• **EXERCISE DIRECTIONS**
Write the data out again, character for character, with no images.

• **RECORDS FOR THE EXERCISE**
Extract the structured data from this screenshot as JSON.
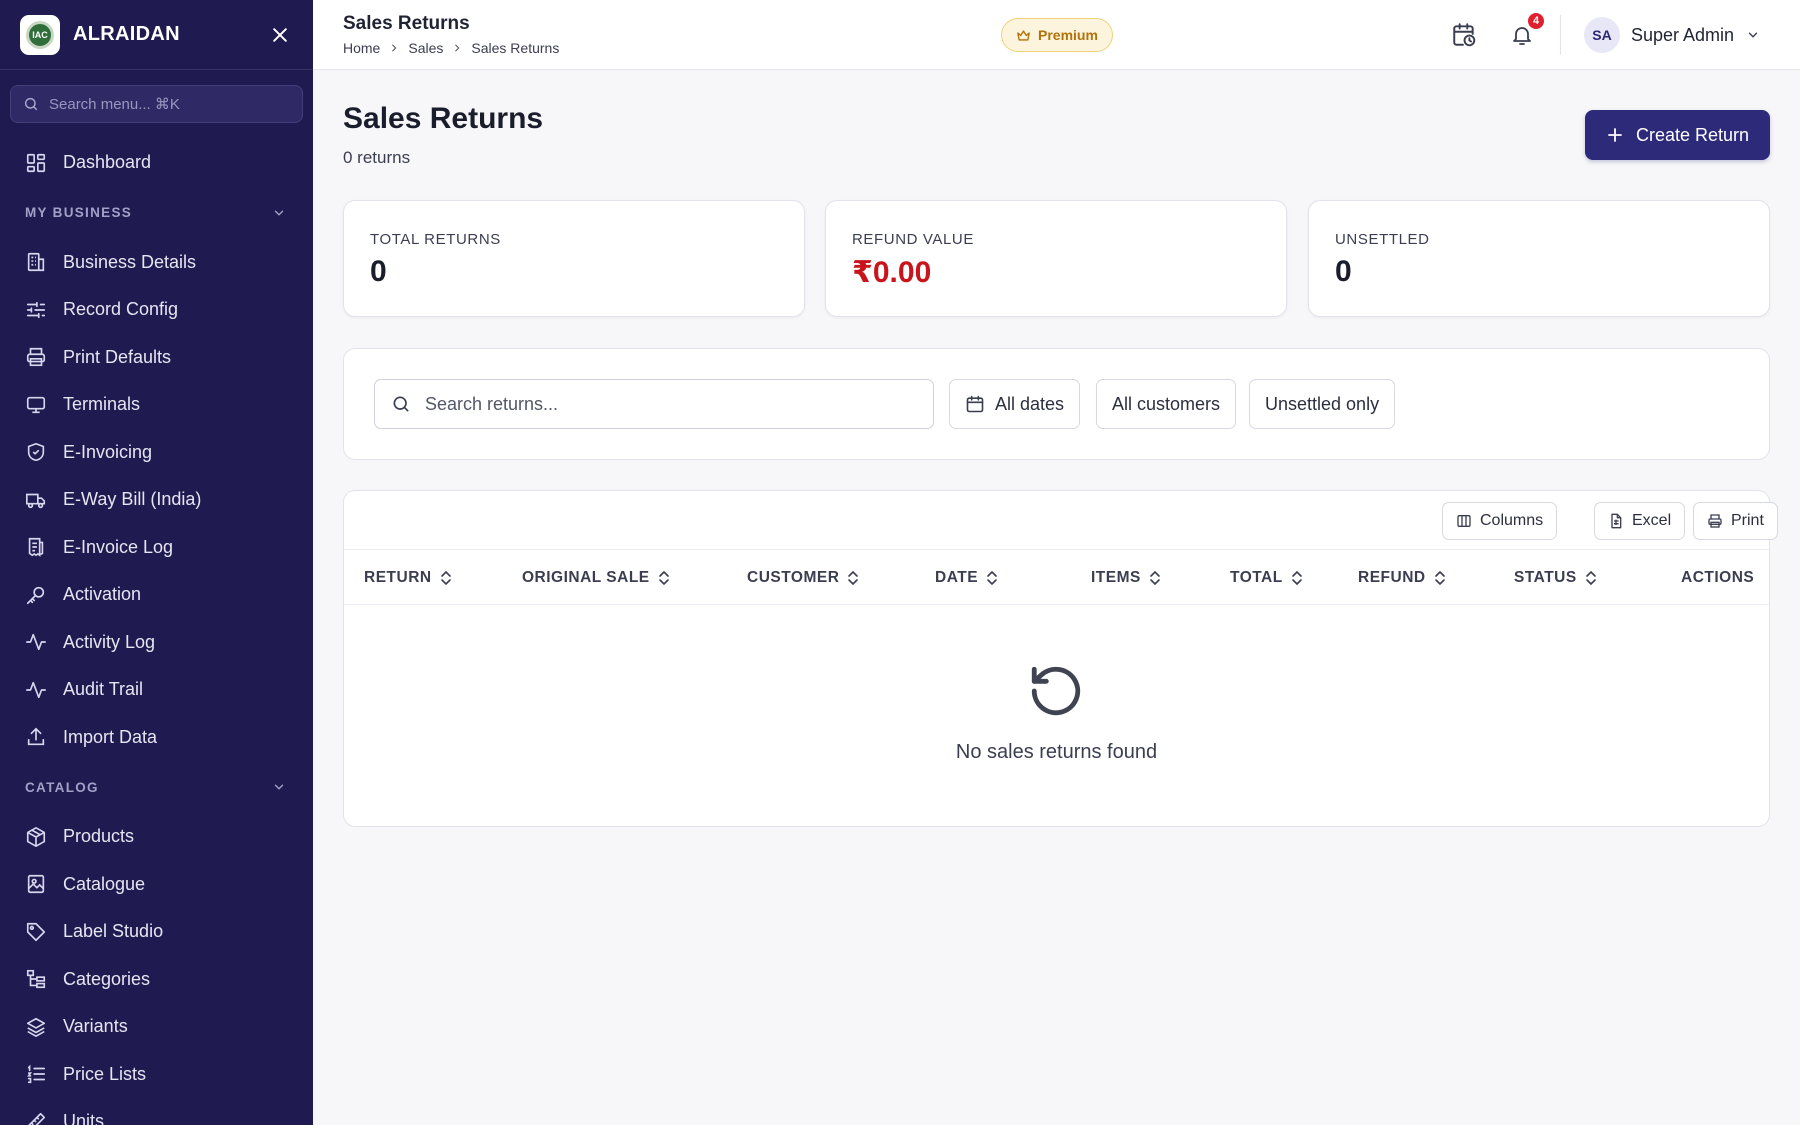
{
  "sidebar": {
    "brand_name": "ALRAIDAN",
    "logo_text": "IAC",
    "search_placeholder": "Search menu... ⌘K",
    "top_items": [
      {
        "label": "Dashboard",
        "icon": "dashboard-icon"
      }
    ],
    "sections": [
      {
        "title": "MY BUSINESS",
        "items": [
          {
            "label": "Business Details",
            "icon": "building-icon"
          },
          {
            "label": "Record Config",
            "icon": "sliders-icon"
          },
          {
            "label": "Print Defaults",
            "icon": "printer-icon"
          },
          {
            "label": "Terminals",
            "icon": "monitor-icon"
          },
          {
            "label": "E-Invoicing",
            "icon": "shield-check-icon"
          },
          {
            "label": "E-Way Bill (India)",
            "icon": "truck-icon"
          },
          {
            "label": "E-Invoice Log",
            "icon": "receipt-icon"
          },
          {
            "label": "Activation",
            "icon": "key-icon"
          },
          {
            "label": "Activity Log",
            "icon": "activity-icon"
          },
          {
            "label": "Audit Trail",
            "icon": "activity-icon"
          },
          {
            "label": "Import Data",
            "icon": "upload-icon"
          }
        ]
      },
      {
        "title": "CATALOG",
        "items": [
          {
            "label": "Products",
            "icon": "box-icon"
          },
          {
            "label": "Catalogue",
            "icon": "image-book-icon"
          },
          {
            "label": "Label Studio",
            "icon": "tag-icon"
          },
          {
            "label": "Categories",
            "icon": "tree-icon"
          },
          {
            "label": "Variants",
            "icon": "layers-icon"
          },
          {
            "label": "Price Lists",
            "icon": "list-ordered-icon"
          },
          {
            "label": "Units",
            "icon": "ruler-icon"
          }
        ]
      }
    ]
  },
  "header": {
    "title": "Sales Returns",
    "breadcrumb": [
      "Home",
      "Sales",
      "Sales Returns"
    ],
    "premium_label": "Premium",
    "notification_count": "4",
    "user_initials": "SA",
    "user_name": "Super Admin"
  },
  "page": {
    "title": "Sales Returns",
    "subtitle": "0 returns",
    "create_button": "Create Return"
  },
  "stats": [
    {
      "label": "TOTAL RETURNS",
      "value": "0"
    },
    {
      "label": "REFUND VALUE",
      "value": "₹0.00"
    },
    {
      "label": "UNSETTLED",
      "value": "0"
    }
  ],
  "filters": {
    "search_placeholder": "Search returns...",
    "dates": "All dates",
    "customers": "All customers",
    "unsettled": "Unsettled only"
  },
  "table": {
    "tools": {
      "columns": "Columns",
      "excel": "Excel",
      "print": "Print"
    },
    "columns": [
      "RETURN",
      "ORIGINAL SALE",
      "CUSTOMER",
      "DATE",
      "ITEMS",
      "TOTAL",
      "REFUND",
      "STATUS",
      "ACTIONS"
    ],
    "empty_text": "No sales returns found"
  },
  "colors": {
    "sidebar_bg": "#1f1a4f",
    "accent": "#2d2a7a",
    "refund_red": "#c9141c",
    "badge_red": "#e0202e",
    "premium_gold": "#b2720a"
  }
}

• **COMPLETED TASK**
Extract the structured data from this screenshot as JSON.
{
  "sidebar": {
    "brand_name": "ALRAIDAN",
    "logo_text": "IAC",
    "search_placeholder": "Search menu... ⌘K",
    "top_items": [
      {
        "label": "Dashboard",
        "icon": "dashboard-icon"
      }
    ],
    "sections": [
      {
        "title": "MY BUSINESS",
        "items": [
          {
            "label": "Business Details",
            "icon": "building-icon"
          },
          {
            "label": "Record Config",
            "icon": "sliders-icon"
          },
          {
            "label": "Print Defaults",
            "icon": "printer-icon"
          },
          {
            "label": "Terminals",
            "icon": "monitor-icon"
          },
          {
            "label": "E-Invoicing",
            "icon": "shield-check-icon"
          },
          {
            "label": "E-Way Bill (India)",
            "icon": "truck-icon"
          },
          {
            "label": "E-Invoice Log",
            "icon": "receipt-icon"
          },
          {
            "label": "Activation",
            "icon": "key-icon"
          },
          {
            "label": "Activity Log",
            "icon": "activity-icon"
          },
          {
            "label": "Audit Trail",
            "icon": "activity-icon"
          },
          {
            "label": "Import Data",
            "icon": "upload-icon"
          }
        ]
      },
      {
        "title": "CATALOG",
        "items": [
          {
            "label": "Products",
            "icon": "box-icon"
          },
          {
            "label": "Catalogue",
            "icon": "image-book-icon"
          },
          {
            "label": "Label Studio",
            "icon": "tag-icon"
          },
          {
            "label": "Categories",
            "icon": "tree-icon"
          },
          {
            "label": "Variants",
            "icon": "layers-icon"
          },
          {
            "label": "Price Lists",
            "icon": "list-ordered-icon"
          },
          {
            "label": "Units",
            "icon": "ruler-icon"
          }
        ]
      }
    ]
  },
  "header": {
    "title": "Sales Returns",
    "breadcrumb": [
      "Home",
      "Sales",
      "Sales Returns"
    ],
    "premium_label": "Premium",
    "notification_count": "4",
    "user_initials": "SA",
    "user_name": "Super Admin"
  },
  "page": {
    "title": "Sales Returns",
    "subtitle": "0 returns",
    "create_button": "Create Return"
  },
  "stats": [
    {
      "label": "TOTAL RETURNS",
      "value": "0"
    },
    {
      "label": "REFUND VALUE",
      "value": "₹0.00"
    },
    {
      "label": "UNSETTLED",
      "value": "0"
    }
  ],
  "filters": {
    "search_placeholder": "Search returns...",
    "dates": "All dates",
    "customers": "All customers",
    "unsettled": "Unsettled only"
  },
  "table": {
    "tools": {
      "columns": "Columns",
      "excel": "Excel",
      "print": "Print"
    },
    "columns": [
      "RETURN",
      "ORIGINAL SALE",
      "CUSTOMER",
      "DATE",
      "ITEMS",
      "TOTAL",
      "REFUND",
      "STATUS",
      "ACTIONS"
    ],
    "empty_text": "No sales returns found"
  },
  "colors": {
    "sidebar_bg": "#1f1a4f",
    "accent": "#2d2a7a",
    "refund_red": "#c9141c",
    "badge_red": "#e0202e",
    "premium_gold": "#b2720a"
  }
}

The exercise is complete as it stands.